== Task description ==
Your job is to write out each record precisely as it stands.

--- START ---

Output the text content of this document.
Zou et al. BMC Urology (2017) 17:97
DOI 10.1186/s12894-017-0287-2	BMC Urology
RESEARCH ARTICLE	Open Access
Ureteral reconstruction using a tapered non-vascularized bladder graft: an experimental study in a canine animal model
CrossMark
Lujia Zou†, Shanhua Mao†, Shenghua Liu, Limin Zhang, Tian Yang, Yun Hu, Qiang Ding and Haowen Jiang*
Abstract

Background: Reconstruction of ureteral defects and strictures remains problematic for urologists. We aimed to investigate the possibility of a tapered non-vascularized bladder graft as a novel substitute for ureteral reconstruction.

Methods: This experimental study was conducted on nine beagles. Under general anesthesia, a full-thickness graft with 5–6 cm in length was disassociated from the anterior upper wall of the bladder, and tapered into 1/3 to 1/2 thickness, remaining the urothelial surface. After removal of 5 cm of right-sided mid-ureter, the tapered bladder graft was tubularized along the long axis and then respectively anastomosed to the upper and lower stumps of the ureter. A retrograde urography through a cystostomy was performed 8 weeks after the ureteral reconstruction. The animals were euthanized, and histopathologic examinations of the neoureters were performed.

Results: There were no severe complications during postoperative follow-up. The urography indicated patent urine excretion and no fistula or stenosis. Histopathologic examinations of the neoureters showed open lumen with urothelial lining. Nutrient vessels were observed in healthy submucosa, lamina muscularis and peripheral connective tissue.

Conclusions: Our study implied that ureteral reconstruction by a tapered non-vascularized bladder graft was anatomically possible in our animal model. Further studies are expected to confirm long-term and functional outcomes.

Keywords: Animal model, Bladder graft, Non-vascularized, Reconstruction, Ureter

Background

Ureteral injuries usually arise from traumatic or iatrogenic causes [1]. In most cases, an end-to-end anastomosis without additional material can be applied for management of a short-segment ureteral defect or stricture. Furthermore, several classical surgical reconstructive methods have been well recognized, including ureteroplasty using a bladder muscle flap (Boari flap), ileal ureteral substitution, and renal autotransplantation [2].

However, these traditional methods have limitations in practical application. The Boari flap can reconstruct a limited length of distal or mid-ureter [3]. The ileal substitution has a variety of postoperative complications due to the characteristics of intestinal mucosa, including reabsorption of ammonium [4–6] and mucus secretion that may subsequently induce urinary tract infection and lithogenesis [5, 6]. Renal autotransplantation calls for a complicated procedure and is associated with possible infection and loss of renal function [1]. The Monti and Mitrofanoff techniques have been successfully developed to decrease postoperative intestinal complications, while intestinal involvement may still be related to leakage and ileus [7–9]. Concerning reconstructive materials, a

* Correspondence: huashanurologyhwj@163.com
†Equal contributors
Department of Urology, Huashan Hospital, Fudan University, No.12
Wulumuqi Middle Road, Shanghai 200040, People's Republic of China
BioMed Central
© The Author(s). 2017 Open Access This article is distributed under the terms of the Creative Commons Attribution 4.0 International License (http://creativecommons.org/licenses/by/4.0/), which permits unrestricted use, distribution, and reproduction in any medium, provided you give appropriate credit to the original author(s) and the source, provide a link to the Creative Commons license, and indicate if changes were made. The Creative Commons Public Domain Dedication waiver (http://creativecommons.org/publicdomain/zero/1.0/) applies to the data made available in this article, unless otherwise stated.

--- END ---

== Output below ==
Output the text content of this document.
Zou et al. BMC Urology (2017) 17:97
DOI 10.1186/s12894-017-0287-2	BMC Urology
RESEARCH ARTICLE	Open Access
Ureteral reconstruction using a tapered non-vascularized bladder graft: an experimental study in a canine animal model
CrossMark
Lujia Zou†, Shanhua Mao†, Shenghua Liu, Limin Zhang, Tian Yang, Yun Hu, Qiang Ding and Haowen Jiang*
Abstract

Background: Reconstruction of ureteral defects and strictures remains problematic for urologists. We aimed to investigate the possibility of a tapered non-vascularized bladder graft as a novel substitute for ureteral reconstruction.

Methods: This experimental study was conducted on nine beagles. Under general anesthesia, a full-thickness graft with 5–6 cm in length was disassociated from the anterior upper wall of the bladder, and tapered into 1/3 to 1/2 thickness, remaining the urothelial surface. After removal of 5 cm of right-sided mid-ureter, the tapered bladder graft was tubularized along the long axis and then respectively anastomosed to the upper and lower stumps of the ureter. A retrograde urography through a cystostomy was performed 8 weeks after the ureteral reconstruction. The animals were euthanized, and histopathologic examinations of the neoureters were performed.

Results: There were no severe complications during postoperative follow-up. The urography indicated patent urine excretion and no fistula or stenosis. Histopathologic examinations of the neoureters showed open lumen with urothelial lining. Nutrient vessels were observed in healthy submucosa, lamina muscularis and peripheral connective tissue.

Conclusions: Our study implied that ureteral reconstruction by a tapered non-vascularized bladder graft was anatomically possible in our animal model. Further studies are expected to confirm long-term and functional outcomes.

Keywords: Animal model, Bladder graft, Non-vascularized, Reconstruction, Ureter

Background

Ureteral injuries usually arise from traumatic or iatrogenic causes [1]. In most cases, an end-to-end anastomosis without additional material can be applied for management of a short-segment ureteral defect or stricture. Furthermore, several classical surgical reconstructive methods have been well recognized, including ureteroplasty using a bladder muscle flap (Boari flap), ileal ureteral substitution, and renal autotransplantation [2].

However, these traditional methods have limitations in practical application. The Boari flap can reconstruct a limited length of distal or mid-ureter [3]. The ileal substitution has a variety of postoperative complications due to the characteristics of intestinal mucosa, including reabsorption of ammonium [4–6] and mucus secretion that may subsequently induce urinary tract infection and lithogenesis [5, 6]. Renal autotransplantation calls for a complicated procedure and is associated with possible infection and loss of renal function [1]. The Monti and Mitrofanoff techniques have been successfully developed to decrease postoperative intestinal complications, while intestinal involvement may still be related to leakage and ileus [7–9]. Concerning reconstructive materials, a

* Correspondence: huashanurologyhwj@163.com
†Equal contributors
Department of Urology, Huashan Hospital, Fudan University, No.12
Wulumuqi Middle Road, Shanghai 200040, People's Republic of China
BioMed Central
© The Author(s). 2017 Open Access This article is distributed under the terms of the Creative Commons Attribution 4.0 International License (http://creativecommons.org/licenses/by/4.0/), which permits unrestricted use, distribution, and reproduction in any medium, provided you give appropriate credit to the original author(s) and the source, provide a link to the Creative Commons license, and indicate if changes were made. The Creative Commons Public Domain Dedication waiver (http://creativecommons.org/publicdomain/zero/1.0/) applies to the data made available in this article, unless otherwise stated.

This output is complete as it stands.